◆ Prompt ◆
Would you copy out each of the following records word for word?

◆ Records to use ◆
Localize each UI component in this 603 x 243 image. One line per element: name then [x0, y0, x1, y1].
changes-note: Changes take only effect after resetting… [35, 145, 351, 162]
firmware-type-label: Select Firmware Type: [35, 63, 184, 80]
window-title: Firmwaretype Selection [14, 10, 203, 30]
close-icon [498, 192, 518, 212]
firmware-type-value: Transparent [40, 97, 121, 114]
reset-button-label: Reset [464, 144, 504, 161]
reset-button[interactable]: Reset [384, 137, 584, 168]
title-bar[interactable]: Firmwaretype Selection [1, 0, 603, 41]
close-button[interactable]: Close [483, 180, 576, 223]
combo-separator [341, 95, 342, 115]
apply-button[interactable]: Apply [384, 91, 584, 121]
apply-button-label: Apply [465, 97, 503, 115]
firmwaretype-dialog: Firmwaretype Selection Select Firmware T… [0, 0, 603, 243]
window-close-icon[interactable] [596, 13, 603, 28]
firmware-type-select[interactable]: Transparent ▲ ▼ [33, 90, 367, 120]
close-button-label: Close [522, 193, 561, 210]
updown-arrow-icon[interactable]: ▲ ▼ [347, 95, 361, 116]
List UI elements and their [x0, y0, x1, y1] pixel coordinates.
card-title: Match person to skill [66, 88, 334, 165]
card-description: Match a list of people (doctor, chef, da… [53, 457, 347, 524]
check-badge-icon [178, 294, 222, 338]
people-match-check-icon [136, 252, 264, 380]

◆ Output for this exercise ◆
Localize each UI component in this 603 x 243 image. One line per element: name then [x0, y0, x1, y1].
changes-note: Changes take only effect after resetting… [35, 145, 351, 162]
firmware-type-label: Select Firmware Type: [35, 63, 184, 80]
window-title: Firmwaretype Selection [14, 10, 203, 30]
close-icon [498, 192, 518, 212]
firmware-type-value: Transparent [40, 97, 121, 114]
reset-button-label: Reset [464, 144, 504, 161]
reset-button[interactable]: Reset [384, 137, 584, 168]
title-bar[interactable]: Firmwaretype Selection [1, 0, 603, 41]
close-button[interactable]: Close [483, 180, 576, 223]
combo-separator [341, 95, 342, 115]
apply-button[interactable]: Apply [384, 91, 584, 121]
apply-button-label: Apply [465, 97, 503, 115]
firmwaretype-dialog: Firmwaretype Selection Select Firmware T… [0, 0, 603, 243]
window-close-icon[interactable] [596, 13, 603, 28]
firmware-type-select[interactable]: Transparent ▲ ▼ [33, 90, 367, 120]
close-button-label: Close [522, 193, 561, 210]
updown-arrow-icon[interactable]: ▲ ▼ [347, 95, 361, 116]
List UI elements and their [x0, y0, x1, y1] pixel coordinates.
card-title: Match person to skill [66, 88, 334, 165]
card-description: Match a list of people (doctor, chef, da… [53, 457, 347, 524]
check-badge-icon [178, 294, 222, 338]
people-match-check-icon [136, 252, 264, 380]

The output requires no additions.